EXERCISE GOAL:
Look through the records below, and copy out every line that holds the string "Return".

THE DATA:
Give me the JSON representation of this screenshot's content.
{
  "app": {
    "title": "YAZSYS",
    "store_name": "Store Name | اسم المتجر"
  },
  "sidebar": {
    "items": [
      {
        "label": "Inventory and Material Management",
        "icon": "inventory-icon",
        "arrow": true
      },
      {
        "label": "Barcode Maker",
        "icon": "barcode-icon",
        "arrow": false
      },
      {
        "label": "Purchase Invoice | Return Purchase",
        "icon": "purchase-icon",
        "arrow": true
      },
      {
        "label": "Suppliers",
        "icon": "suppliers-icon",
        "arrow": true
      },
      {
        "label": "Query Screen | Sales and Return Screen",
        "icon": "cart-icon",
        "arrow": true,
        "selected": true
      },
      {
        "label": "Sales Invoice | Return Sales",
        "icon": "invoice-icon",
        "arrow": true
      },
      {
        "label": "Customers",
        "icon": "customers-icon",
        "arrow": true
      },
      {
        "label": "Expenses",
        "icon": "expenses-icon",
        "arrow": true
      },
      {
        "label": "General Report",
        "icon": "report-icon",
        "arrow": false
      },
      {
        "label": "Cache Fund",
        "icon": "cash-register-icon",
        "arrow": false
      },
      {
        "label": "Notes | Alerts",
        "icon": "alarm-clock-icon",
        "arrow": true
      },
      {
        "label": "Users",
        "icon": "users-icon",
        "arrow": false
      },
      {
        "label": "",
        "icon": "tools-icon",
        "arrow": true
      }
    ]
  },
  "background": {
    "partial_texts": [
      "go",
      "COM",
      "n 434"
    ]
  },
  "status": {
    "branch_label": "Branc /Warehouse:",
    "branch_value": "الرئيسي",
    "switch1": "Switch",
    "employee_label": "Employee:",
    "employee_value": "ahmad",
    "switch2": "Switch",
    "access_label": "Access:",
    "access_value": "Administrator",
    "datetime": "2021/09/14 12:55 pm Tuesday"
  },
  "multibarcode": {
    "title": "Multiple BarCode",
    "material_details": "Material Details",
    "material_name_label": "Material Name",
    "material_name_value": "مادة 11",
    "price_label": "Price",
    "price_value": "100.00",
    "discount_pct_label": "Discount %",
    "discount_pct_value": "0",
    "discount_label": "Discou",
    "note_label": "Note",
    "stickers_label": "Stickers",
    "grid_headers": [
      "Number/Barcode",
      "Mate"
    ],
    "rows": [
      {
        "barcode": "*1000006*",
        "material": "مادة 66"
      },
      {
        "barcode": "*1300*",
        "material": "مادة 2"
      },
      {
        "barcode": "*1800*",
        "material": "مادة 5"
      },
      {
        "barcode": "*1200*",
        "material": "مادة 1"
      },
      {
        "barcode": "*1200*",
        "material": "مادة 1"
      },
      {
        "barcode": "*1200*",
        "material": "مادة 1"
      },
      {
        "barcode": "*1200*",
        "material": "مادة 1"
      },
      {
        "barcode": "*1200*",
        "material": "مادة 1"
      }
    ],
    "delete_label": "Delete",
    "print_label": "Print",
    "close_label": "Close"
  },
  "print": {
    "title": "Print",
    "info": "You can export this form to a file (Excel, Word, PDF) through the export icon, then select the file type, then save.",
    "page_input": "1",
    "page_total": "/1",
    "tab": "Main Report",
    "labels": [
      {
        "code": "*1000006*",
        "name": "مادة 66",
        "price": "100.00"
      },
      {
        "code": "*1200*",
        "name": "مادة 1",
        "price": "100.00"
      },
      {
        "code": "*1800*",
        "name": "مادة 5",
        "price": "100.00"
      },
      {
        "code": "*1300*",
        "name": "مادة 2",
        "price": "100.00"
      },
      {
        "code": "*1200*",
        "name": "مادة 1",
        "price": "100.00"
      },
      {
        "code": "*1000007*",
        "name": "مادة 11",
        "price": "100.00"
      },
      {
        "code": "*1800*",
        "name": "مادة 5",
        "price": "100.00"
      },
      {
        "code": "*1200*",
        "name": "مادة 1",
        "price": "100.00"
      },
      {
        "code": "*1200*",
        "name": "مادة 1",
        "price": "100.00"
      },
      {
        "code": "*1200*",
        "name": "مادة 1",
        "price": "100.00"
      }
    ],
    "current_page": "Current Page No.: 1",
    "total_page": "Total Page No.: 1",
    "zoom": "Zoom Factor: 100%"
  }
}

FULL RESPONSE:
        "label": "Purchase Invoice | Return Purchase",
        "label": "Query Screen | Sales and Return Screen",
        "label": "Sales Invoice | Return Sales",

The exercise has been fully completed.